▸ **TASK**
From the records below, pull each line that has "distance".

▸ **DATA LINES**
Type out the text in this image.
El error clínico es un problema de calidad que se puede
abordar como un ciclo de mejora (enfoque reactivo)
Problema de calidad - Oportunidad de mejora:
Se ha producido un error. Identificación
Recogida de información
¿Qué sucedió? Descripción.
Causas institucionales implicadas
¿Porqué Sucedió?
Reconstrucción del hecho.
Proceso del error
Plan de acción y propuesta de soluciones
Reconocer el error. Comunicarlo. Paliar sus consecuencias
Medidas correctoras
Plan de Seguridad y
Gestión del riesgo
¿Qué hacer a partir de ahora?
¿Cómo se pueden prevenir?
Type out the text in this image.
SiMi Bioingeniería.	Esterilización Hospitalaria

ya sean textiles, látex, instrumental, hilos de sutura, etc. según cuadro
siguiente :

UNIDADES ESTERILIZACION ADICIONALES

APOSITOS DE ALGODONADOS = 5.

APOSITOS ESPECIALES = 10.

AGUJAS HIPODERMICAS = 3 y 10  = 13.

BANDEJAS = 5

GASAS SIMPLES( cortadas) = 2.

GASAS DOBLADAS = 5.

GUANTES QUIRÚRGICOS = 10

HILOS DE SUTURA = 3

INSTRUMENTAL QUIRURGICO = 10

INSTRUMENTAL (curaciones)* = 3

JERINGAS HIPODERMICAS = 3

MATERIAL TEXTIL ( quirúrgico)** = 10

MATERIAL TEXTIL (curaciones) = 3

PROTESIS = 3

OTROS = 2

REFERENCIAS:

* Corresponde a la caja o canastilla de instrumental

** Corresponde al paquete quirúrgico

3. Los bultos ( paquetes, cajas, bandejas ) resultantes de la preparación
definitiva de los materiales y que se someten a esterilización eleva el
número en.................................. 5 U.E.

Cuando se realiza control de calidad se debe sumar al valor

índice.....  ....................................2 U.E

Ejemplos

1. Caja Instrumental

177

==

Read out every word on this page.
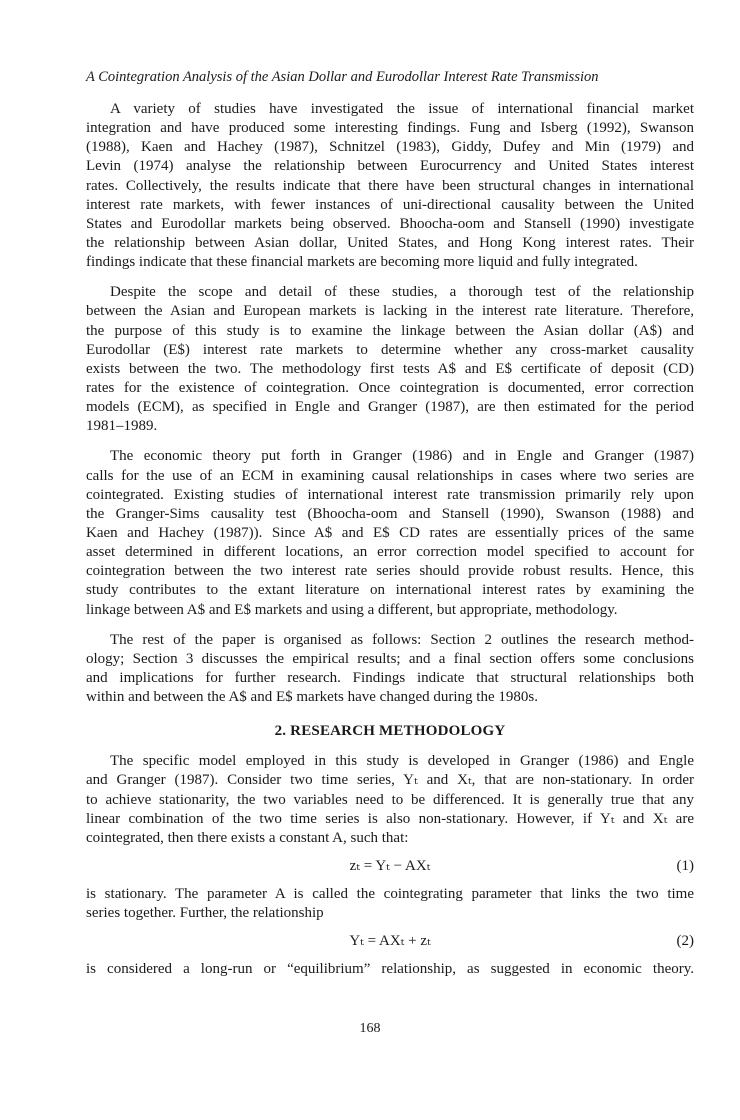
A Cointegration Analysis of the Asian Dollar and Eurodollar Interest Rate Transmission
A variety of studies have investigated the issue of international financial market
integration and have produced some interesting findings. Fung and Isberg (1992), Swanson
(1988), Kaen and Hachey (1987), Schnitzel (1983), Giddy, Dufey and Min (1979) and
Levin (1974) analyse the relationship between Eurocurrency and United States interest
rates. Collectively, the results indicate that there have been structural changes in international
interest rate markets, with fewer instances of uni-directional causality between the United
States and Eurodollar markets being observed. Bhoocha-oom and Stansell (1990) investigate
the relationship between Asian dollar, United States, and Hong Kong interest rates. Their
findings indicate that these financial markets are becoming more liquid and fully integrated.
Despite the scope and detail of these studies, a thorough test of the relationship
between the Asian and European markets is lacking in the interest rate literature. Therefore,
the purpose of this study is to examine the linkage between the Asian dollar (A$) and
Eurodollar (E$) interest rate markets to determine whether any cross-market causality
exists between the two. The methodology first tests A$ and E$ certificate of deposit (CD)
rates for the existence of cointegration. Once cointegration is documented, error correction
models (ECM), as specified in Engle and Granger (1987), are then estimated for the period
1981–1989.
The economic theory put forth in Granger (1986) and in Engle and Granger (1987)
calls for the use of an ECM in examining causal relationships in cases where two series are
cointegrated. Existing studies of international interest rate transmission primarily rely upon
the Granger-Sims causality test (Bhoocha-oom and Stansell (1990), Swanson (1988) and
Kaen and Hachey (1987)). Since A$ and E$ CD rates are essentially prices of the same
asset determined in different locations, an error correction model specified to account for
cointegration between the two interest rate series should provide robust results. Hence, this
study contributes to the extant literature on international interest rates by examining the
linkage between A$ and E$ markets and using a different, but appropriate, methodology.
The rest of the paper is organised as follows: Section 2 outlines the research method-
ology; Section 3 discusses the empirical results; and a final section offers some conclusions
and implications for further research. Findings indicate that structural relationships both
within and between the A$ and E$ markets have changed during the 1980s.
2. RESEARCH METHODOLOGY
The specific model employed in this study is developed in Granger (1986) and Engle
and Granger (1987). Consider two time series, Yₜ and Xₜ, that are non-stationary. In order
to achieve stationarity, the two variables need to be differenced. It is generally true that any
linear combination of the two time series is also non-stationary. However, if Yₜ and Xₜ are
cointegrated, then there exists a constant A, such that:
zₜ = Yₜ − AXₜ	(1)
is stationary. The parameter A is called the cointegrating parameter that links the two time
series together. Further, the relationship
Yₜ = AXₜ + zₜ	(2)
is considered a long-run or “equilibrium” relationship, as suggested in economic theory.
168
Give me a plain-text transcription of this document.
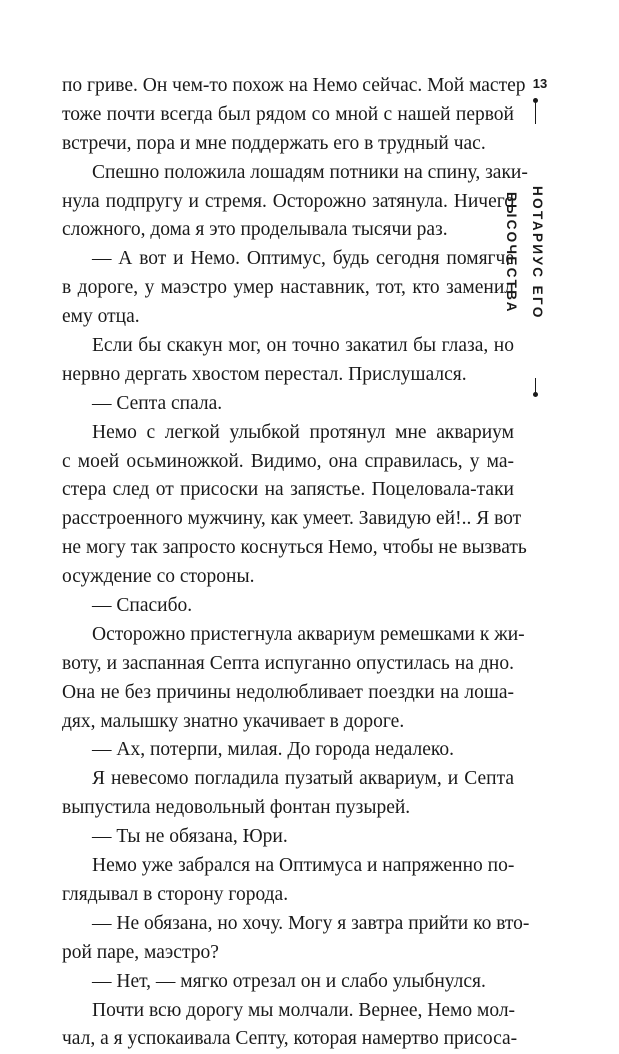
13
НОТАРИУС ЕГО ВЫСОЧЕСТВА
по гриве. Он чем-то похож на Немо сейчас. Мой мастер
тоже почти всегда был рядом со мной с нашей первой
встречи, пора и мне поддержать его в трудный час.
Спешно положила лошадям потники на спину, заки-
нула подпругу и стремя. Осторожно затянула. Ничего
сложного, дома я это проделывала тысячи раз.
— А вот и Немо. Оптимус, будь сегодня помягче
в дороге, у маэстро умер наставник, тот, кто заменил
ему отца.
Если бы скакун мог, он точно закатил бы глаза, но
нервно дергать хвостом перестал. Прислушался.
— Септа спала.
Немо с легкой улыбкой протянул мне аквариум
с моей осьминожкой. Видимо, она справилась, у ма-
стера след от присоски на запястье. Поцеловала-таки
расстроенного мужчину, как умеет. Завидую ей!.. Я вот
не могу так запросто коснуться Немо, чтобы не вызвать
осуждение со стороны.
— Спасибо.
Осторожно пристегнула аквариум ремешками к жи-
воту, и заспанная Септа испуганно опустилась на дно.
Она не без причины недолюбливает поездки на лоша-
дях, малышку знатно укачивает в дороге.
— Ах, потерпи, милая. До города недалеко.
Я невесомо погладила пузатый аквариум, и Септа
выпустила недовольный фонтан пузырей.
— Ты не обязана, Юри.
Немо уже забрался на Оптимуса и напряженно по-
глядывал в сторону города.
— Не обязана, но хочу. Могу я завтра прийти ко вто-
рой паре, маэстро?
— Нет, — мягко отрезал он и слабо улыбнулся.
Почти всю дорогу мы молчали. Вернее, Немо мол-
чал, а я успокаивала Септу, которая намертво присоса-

---

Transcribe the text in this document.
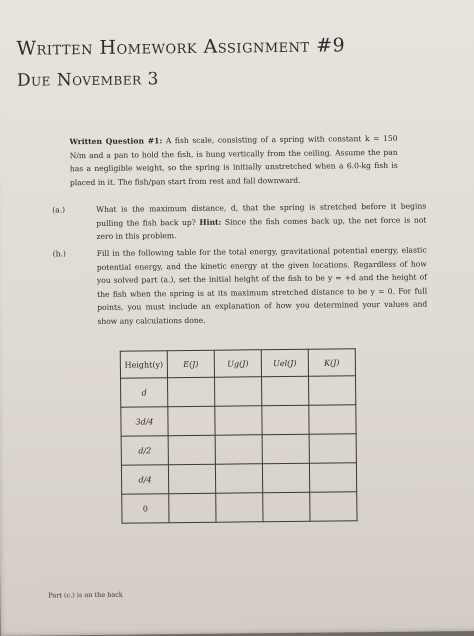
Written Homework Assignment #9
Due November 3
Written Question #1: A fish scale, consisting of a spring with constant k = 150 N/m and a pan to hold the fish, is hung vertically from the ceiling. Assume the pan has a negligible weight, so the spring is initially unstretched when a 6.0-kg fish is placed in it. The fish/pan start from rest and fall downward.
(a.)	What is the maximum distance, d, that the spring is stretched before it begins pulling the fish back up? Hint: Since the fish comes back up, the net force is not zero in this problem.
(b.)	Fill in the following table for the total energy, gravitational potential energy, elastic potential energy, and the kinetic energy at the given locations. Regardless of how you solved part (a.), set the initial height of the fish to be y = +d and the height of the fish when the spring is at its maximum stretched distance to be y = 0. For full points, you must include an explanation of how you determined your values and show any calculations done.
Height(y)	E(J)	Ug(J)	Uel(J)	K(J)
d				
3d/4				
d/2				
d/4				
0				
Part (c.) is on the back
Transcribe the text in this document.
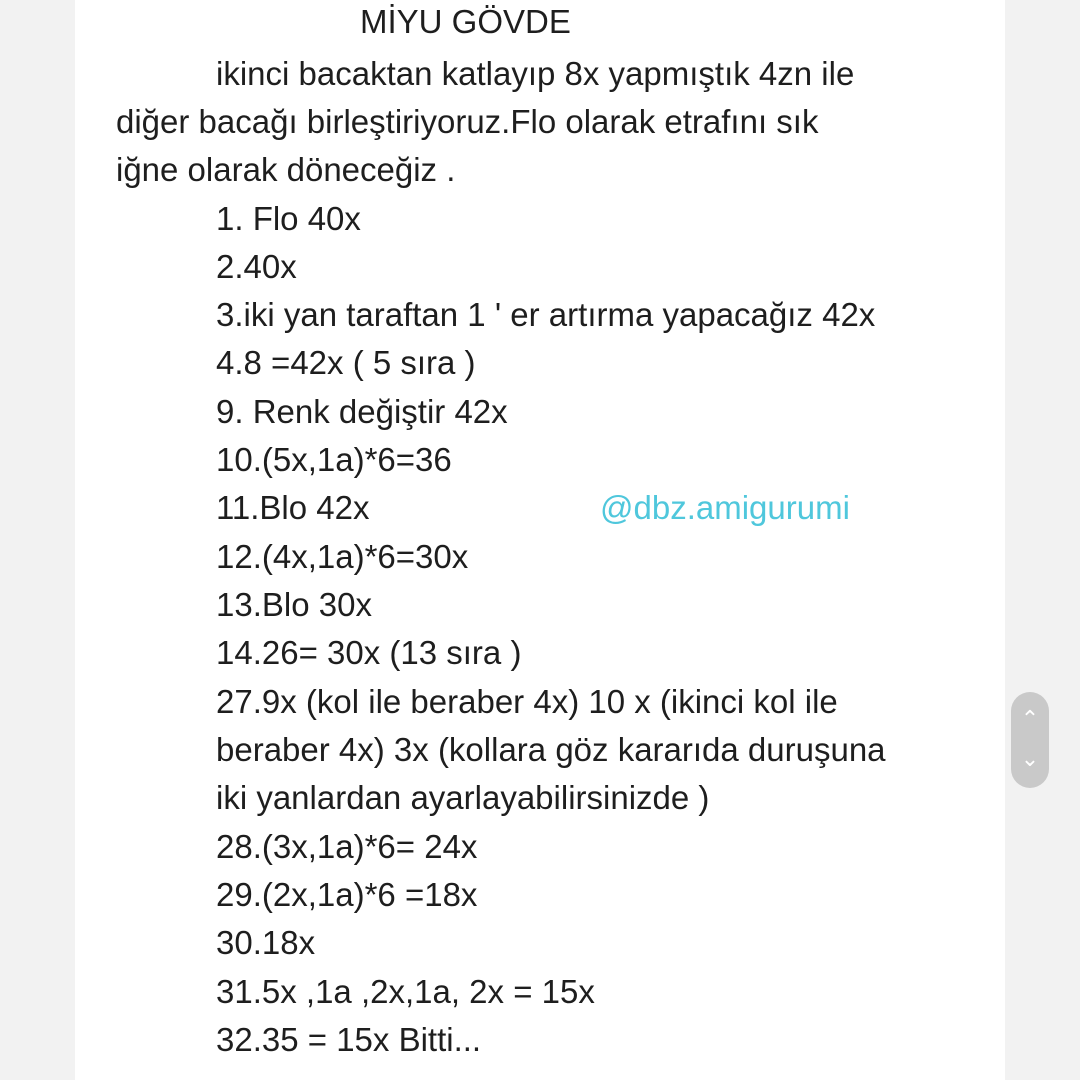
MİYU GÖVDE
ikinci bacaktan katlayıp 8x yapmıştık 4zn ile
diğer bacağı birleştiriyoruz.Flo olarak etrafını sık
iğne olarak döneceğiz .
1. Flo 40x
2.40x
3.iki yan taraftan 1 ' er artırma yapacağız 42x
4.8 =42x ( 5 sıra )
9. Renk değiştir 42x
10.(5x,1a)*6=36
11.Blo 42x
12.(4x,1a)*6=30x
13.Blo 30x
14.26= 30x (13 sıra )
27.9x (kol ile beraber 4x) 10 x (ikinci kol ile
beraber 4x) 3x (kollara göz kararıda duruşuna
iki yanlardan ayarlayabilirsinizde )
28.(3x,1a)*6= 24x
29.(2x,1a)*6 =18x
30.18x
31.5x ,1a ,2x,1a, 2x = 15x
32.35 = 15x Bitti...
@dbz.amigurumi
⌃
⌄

▸ **CORRECT RESPONSE**
(a.)	What is the maximum distance, d, that the spring is stretched before it begins pulling the fish back up? Hint: Since the fish comes back up, the net force is not zero in this problem.
(b.)	Fill in the following table for the total energy, gravitational potential energy, elastic potential energy, and the kinetic energy at the given locations. Regardless of how you solved part (a.), set the initial height of the fish to be y = +d and the height of the fish when the spring is at its maximum stretched distance to be y = 0. For full points, you must include an explanation of how you determined your values and show any calculations done.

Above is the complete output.